**Material provided**
—————

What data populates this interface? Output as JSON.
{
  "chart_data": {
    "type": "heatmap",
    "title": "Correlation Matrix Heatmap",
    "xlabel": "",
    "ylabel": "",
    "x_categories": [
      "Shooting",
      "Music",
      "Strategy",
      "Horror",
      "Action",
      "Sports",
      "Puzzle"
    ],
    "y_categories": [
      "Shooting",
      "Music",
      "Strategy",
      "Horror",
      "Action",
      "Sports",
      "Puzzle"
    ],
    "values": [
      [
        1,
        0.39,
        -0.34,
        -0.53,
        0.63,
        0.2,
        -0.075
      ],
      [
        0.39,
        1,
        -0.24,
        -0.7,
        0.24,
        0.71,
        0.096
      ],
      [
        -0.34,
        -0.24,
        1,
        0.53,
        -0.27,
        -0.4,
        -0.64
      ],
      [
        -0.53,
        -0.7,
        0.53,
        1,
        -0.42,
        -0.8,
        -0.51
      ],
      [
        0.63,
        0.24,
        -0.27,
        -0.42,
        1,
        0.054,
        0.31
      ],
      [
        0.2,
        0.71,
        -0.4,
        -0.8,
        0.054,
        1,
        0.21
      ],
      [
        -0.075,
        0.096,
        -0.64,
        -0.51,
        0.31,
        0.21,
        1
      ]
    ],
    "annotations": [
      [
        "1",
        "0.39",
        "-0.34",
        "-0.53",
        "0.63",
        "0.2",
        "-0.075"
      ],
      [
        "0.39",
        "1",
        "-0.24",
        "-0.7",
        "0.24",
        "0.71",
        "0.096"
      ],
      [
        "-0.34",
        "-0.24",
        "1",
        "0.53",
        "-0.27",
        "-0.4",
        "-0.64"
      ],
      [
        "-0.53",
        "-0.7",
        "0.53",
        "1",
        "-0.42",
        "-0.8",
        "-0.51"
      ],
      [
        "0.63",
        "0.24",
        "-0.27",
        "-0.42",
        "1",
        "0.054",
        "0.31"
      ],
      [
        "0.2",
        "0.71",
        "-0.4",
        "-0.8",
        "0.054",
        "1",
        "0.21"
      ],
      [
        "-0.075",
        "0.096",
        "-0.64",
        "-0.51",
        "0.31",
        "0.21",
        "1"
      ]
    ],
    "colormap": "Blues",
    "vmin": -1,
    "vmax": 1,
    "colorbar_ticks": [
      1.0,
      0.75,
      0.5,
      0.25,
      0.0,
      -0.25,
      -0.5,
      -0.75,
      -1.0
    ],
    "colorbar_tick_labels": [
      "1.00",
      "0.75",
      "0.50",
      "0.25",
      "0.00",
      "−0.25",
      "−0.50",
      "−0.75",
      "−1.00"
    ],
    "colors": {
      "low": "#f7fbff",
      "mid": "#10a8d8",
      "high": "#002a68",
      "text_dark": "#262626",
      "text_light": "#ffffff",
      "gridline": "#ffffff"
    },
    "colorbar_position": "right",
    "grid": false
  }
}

—————

**Required work**
Return the entries above exactly, each one complete.

**Finished exercise**
What data populates this interface? Output as JSON.
{
  "chart_data": {
    "type": "heatmap",
    "title": "Correlation Matrix Heatmap",
    "xlabel": "",
    "ylabel": "",
    "x_categories": [
      "Shooting",
      "Music",
      "Strategy",
      "Horror",
      "Action",
      "Sports",
      "Puzzle"
    ],
    "y_categories": [
      "Shooting",
      "Music",
      "Strategy",
      "Horror",
      "Action",
      "Sports",
      "Puzzle"
    ],
    "values": [
      [
        1,
        0.39,
        -0.34,
        -0.53,
        0.63,
        0.2,
        -0.075
      ],
      [
        0.39,
        1,
        -0.24,
        -0.7,
        0.24,
        0.71,
        0.096
      ],
      [
        -0.34,
        -0.24,
        1,
        0.53,
        -0.27,
        -0.4,
        -0.64
      ],
      [
        -0.53,
        -0.7,
        0.53,
        1,
        -0.42,
        -0.8,
        -0.51
      ],
      [
        0.63,
        0.24,
        -0.27,
        -0.42,
        1,
        0.054,
        0.31
      ],
      [
        0.2,
        0.71,
        -0.4,
        -0.8,
        0.054,
        1,
        0.21
      ],
      [
        -0.075,
        0.096,
        -0.64,
        -0.51,
        0.31,
        0.21,
        1
      ]
    ],
    "annotations": [
      [
        "1",
        "0.39",
        "-0.34",
        "-0.53",
        "0.63",
        "0.2",
        "-0.075"
      ],
      [
        "0.39",
        "1",
        "-0.24",
        "-0.7",
        "0.24",
        "0.71",
        "0.096"
      ],
      [
        "-0.34",
        "-0.24",
        "1",
        "0.53",
        "-0.27",
        "-0.4",
        "-0.64"
      ],
      [
        "-0.53",
        "-0.7",
        "0.53",
        "1",
        "-0.42",
        "-0.8",
        "-0.51"
      ],
      [
        "0.63",
        "0.24",
        "-0.27",
        "-0.42",
        "1",
        "0.054",
        "0.31"
      ],
      [
        "0.2",
        "0.71",
        "-0.4",
        "-0.8",
        "0.054",
        "1",
        "0.21"
      ],
      [
        "-0.075",
        "0.096",
        "-0.64",
        "-0.51",
        "0.31",
        "0.21",
        "1"
      ]
    ],
    "colormap": "Blues",
    "vmin": -1,
    "vmax": 1,
    "colorbar_ticks": [
      1.0,
      0.75,
      0.5,
      0.25,
      0.0,
      -0.25,
      -0.5,
      -0.75,
      -1.0
    ],
    "colorbar_tick_labels": [
      "1.00",
      "0.75",
      "0.50",
      "0.25",
      "0.00",
      "−0.25",
      "−0.50",
      "−0.75",
      "−1.00"
    ],
    "colors": {
      "low": "#f7fbff",
      "mid": "#10a8d8",
      "high": "#002a68",
      "text_dark": "#262626",
      "text_light": "#ffffff",
      "gridline": "#ffffff"
    },
    "colorbar_position": "right",
    "grid": false
  }
}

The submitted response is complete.